** START Working data **

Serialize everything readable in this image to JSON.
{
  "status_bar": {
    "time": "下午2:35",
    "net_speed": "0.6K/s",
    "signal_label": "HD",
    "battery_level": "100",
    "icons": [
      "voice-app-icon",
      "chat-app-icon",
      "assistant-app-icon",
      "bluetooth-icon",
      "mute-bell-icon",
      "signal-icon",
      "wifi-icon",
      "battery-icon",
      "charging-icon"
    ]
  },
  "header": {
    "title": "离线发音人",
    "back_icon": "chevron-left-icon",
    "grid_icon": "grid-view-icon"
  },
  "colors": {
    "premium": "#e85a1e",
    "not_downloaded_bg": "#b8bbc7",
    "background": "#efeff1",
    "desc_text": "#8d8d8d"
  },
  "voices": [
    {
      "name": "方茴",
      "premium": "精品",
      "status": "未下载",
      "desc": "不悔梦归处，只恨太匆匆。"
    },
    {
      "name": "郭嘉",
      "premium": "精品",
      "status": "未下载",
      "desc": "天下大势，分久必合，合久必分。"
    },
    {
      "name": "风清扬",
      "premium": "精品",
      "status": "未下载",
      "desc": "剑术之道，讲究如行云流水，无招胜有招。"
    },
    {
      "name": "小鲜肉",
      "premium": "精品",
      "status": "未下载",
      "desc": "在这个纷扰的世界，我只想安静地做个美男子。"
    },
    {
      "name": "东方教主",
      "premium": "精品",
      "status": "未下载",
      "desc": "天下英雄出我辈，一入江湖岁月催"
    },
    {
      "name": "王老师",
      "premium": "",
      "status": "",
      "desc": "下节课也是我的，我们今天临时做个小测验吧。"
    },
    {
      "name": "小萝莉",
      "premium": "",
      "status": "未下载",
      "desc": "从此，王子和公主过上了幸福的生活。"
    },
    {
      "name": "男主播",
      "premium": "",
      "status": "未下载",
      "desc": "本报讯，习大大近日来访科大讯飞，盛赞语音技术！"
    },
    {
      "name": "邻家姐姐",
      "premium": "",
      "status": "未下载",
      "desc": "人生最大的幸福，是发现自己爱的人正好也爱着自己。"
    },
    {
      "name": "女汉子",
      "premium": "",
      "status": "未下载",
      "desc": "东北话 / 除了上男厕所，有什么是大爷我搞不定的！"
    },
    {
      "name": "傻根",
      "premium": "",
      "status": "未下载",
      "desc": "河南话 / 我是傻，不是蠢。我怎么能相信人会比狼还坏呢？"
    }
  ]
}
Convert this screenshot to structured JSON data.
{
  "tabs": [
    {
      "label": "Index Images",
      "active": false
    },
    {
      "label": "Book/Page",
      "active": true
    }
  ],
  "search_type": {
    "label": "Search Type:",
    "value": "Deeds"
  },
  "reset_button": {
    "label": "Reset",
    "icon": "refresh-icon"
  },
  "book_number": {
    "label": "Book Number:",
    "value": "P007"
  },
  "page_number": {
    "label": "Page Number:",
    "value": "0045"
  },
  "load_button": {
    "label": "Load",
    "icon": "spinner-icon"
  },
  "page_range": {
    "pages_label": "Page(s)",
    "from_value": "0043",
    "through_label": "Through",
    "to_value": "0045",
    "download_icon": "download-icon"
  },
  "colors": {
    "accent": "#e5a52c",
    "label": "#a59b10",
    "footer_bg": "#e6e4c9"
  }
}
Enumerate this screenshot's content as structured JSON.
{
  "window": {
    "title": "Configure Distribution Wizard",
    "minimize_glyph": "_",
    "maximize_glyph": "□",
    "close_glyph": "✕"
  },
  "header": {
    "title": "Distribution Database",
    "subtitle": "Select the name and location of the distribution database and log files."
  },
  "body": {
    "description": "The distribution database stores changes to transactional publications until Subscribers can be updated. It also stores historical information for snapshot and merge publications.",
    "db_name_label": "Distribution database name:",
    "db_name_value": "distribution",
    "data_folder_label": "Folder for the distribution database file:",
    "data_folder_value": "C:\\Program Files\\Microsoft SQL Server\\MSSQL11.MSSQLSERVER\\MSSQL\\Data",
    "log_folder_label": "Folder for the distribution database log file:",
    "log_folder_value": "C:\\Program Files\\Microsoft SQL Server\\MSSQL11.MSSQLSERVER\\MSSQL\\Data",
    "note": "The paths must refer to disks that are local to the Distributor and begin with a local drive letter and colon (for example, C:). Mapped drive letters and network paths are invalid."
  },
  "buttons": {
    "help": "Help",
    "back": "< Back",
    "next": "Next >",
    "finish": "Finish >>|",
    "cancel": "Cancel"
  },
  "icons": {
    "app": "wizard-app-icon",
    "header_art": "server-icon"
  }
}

** END Working data **

*Problem to work on*:
Reproduce the material above exactly; please quote every line of it.

*Full output*:
Serialize everything readable in this image to JSON.
{
  "status_bar": {
    "time": "下午2:35",
    "net_speed": "0.6K/s",
    "signal_label": "HD",
    "battery_level": "100",
    "icons": [
      "voice-app-icon",
      "chat-app-icon",
      "assistant-app-icon",
      "bluetooth-icon",
      "mute-bell-icon",
      "signal-icon",
      "wifi-icon",
      "battery-icon",
      "charging-icon"
    ]
  },
  "header": {
    "title": "离线发音人",
    "back_icon": "chevron-left-icon",
    "grid_icon": "grid-view-icon"
  },
  "colors": {
    "premium": "#e85a1e",
    "not_downloaded_bg": "#b8bbc7",
    "background": "#efeff1",
    "desc_text": "#8d8d8d"
  },
  "voices": [
    {
      "name": "方茴",
      "premium": "精品",
      "status": "未下载",
      "desc": "不悔梦归处，只恨太匆匆。"
    },
    {
      "name": "郭嘉",
      "premium": "精品",
      "status": "未下载",
      "desc": "天下大势，分久必合，合久必分。"
    },
    {
      "name": "风清扬",
      "premium": "精品",
      "status": "未下载",
      "desc": "剑术之道，讲究如行云流水，无招胜有招。"
    },
    {
      "name": "小鲜肉",
      "premium": "精品",
      "status": "未下载",
      "desc": "在这个纷扰的世界，我只想安静地做个美男子。"
    },
    {
      "name": "东方教主",
      "premium": "精品",
      "status": "未下载",
      "desc": "天下英雄出我辈，一入江湖岁月催"
    },
    {
      "name": "王老师",
      "premium": "",
      "status": "",
      "desc": "下节课也是我的，我们今天临时做个小测验吧。"
    },
    {
      "name": "小萝莉",
      "premium": "",
      "status": "未下载",
      "desc": "从此，王子和公主过上了幸福的生活。"
    },
    {
      "name": "男主播",
      "premium": "",
      "status": "未下载",
      "desc": "本报讯，习大大近日来访科大讯飞，盛赞语音技术！"
    },
    {
      "name": "邻家姐姐",
      "premium": "",
      "status": "未下载",
      "desc": "人生最大的幸福，是发现自己爱的人正好也爱着自己。"
    },
    {
      "name": "女汉子",
      "premium": "",
      "status": "未下载",
      "desc": "东北话 / 除了上男厕所，有什么是大爷我搞不定的！"
    },
    {
      "name": "傻根",
      "premium": "",
      "status": "未下载",
      "desc": "河南话 / 我是傻，不是蠢。我怎么能相信人会比狼还坏呢？"
    }
  ]
}
Convert this screenshot to structured JSON data.
{
  "tabs": [
    {
      "label": "Index Images",
      "active": false
    },
    {
      "label": "Book/Page",
      "active": true
    }
  ],
  "search_type": {
    "label": "Search Type:",
    "value": "Deeds"
  },
  "reset_button": {
    "label": "Reset",
    "icon": "refresh-icon"
  },
  "book_number": {
    "label": "Book Number:",
    "value": "P007"
  },
  "page_number": {
    "label": "Page Number:",
    "value": "0045"
  },
  "load_button": {
    "label": "Load",
    "icon": "spinner-icon"
  },
  "page_range": {
    "pages_label": "Page(s)",
    "from_value": "0043",
    "through_label": "Through",
    "to_value": "0045",
    "download_icon": "download-icon"
  },
  "colors": {
    "accent": "#e5a52c",
    "label": "#a59b10",
    "footer_bg": "#e6e4c9"
  }
}
Enumerate this screenshot's content as structured JSON.
{
  "window": {
    "title": "Configure Distribution Wizard",
    "minimize_glyph": "_",
    "maximize_glyph": "□",
    "close_glyph": "✕"
  },
  "header": {
    "title": "Distribution Database",
    "subtitle": "Select the name and location of the distribution database and log files."
  },
  "body": {
    "description": "The distribution database stores changes to transactional publications until Subscribers can be updated. It also stores historical information for snapshot and merge publications.",
    "db_name_label": "Distribution database name:",
    "db_name_value": "distribution",
    "data_folder_label": "Folder for the distribution database file:",
    "data_folder_value": "C:\\Program Files\\Microsoft SQL Server\\MSSQL11.MSSQLSERVER\\MSSQL\\Data",
    "log_folder_label": "Folder for the distribution database log file:",
    "log_folder_value": "C:\\Program Files\\Microsoft SQL Server\\MSSQL11.MSSQLSERVER\\MSSQL\\Data",
    "note": "The paths must refer to disks that are local to the Distributor and begin with a local drive letter and colon (for example, C:). Mapped drive letters and network paths are invalid."
  },
  "buttons": {
    "help": "Help",
    "back": "< Back",
    "next": "Next >",
    "finish": "Finish >>|",
    "cancel": "Cancel"
  },
  "icons": {
    "app": "wizard-app-icon",
    "header_art": "server-icon"
  }
}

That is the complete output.